* Start Available data *
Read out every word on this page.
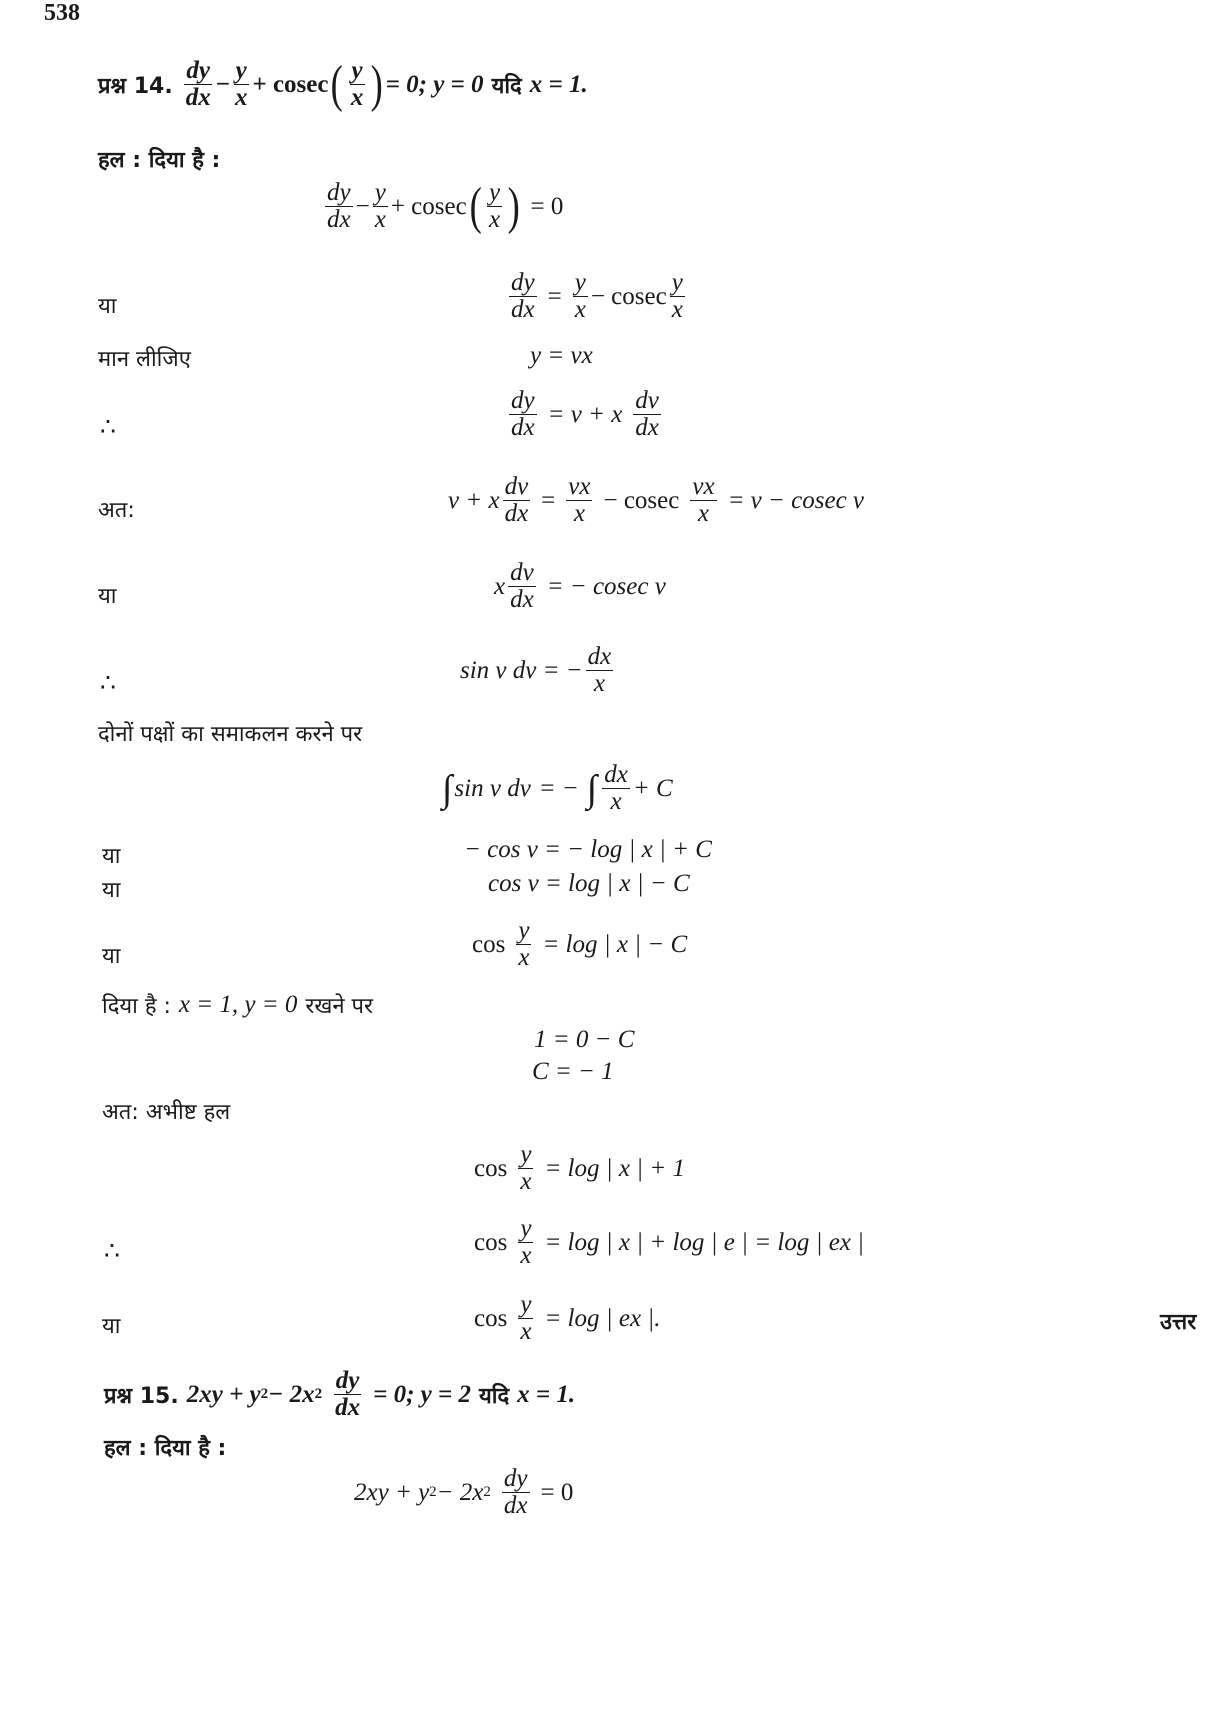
538
प्रश्न 14. $\frac{dy}{dx} - \frac{y}{x} + cosec$ ( $\frac{y}{x}$ ) = 0; y = 0 यदि x = 1.
हल : दिया है :
$\frac{dy}{dx} - \frac{y}{x} + cosec$ ( $\frac{y}{x}$ ) = 0
या	$\frac{dy}{dx} = \frac{y}{x} - cosec \frac{y}{x}$
मान लीजिए	y = vx
∴	$\frac{dy}{dx} = v + x \frac{dv}{dx}$
अत:	v + x $\frac{dv}{dx} = \frac{vx}{x} - cosec \frac{vx}{x} = v - cosec$ v
या	x $\frac{dv}{dx}$ = − cosec v
∴	sin v dv = − $\frac{dx}{x}$
दोनों पक्षों का समाकलन करने पर
∫ sin v dv = − ∫ $\frac{dx}{x} + C$
या	− cos v = − log | x | + C
या	cos v = log | x | − C
या	$\cos \frac{y}{x} = \log$ | x | − C
दिया है : x = 1, y = 0 रखने पर
1 = 0 − C
C = − 1
अत: अभीष्ट हल
$\cos \frac{y}{x} = \log$ | x | + 1
∴	$\cos \frac{y}{x} = \log$ | x | + log | e | = log | ex |
या	$\cos \frac{y}{x} = \log$ | ex |.	उत्तर
प्रश्न 15. 2xy + y 2 − 2x $2 \frac{dy}{dx} = 0$; y = 2 यदि x = 1.
हल : दिया है :
2xy + y 2 − 2x $2 \frac{dy}{dx} = 0$
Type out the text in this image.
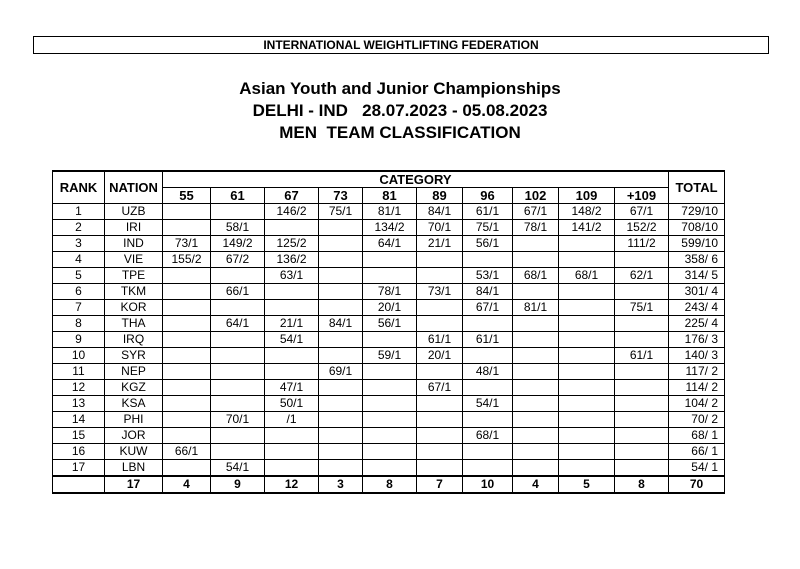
INTERNATIONAL WEIGHTLIFTING FEDERATION
Asian Youth and Junior Championships
DELHI - IND   28.07.2023 - 05.08.2023
MEN  TEAM CLASSIFICATION
RANK	NATION	CATEGORY										TOTAL
		55	61	67	73	81	89	96	102	109	+109	
1	UZB			146/2	75/1	81/1	84/1	61/1	67/1	148/2	67/1	729/10
2	IRI		58/1			134/2	70/1	75/1	78/1	141/2	152/2	708/10
3	IND	73/1	149/2	125/2		64/1	21/1	56/1			111/2	599/10
4	VIE	155/2	67/2	136/2								358/ 6
5	TPE			63/1				53/1	68/1	68/1	62/1	314/ 5
6	TKM		66/1			78/1	73/1	84/1				301/ 4
7	KOR					20/1		67/1	81/1		75/1	243/ 4
8	THA		64/1	21/1	84/1	56/1						225/ 4
9	IRQ			54/1			61/1	61/1				176/ 3
10	SYR					59/1	20/1				61/1	140/ 3
11	NEP				69/1			48/1				117/ 2
12	KGZ			47/1			67/1					114/ 2
13	KSA			50/1				54/1				104/ 2
14	PHI		70/1	/1								70/ 2
15	JOR							68/1				68/ 1
16	KUW	66/1										66/ 1
17	LBN		54/1									54/ 1
	17	4	9	12	3	8	7	10	4	5	8	70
* End Available data *
#### Work required
Collect every line with the string "cosec" from the records, and copy each.

#### Task output
प्रश्न 14. $\frac{dy}{dx} - \frac{y}{x} + cosec$ ( $\frac{y}{x}$ ) = 0; y = 0 यदि x = 1.
$\frac{dy}{dx} - \frac{y}{x} + cosec$ ( $\frac{y}{x}$ ) = 0
या	$\frac{dy}{dx} = \frac{y}{x} - cosec \frac{y}{x}$
अत:	v + x $\frac{dv}{dx} = \frac{vx}{x} - cosec \frac{vx}{x} = v - cosec$ v
या	x $\frac{dv}{dx}$ = − cosec v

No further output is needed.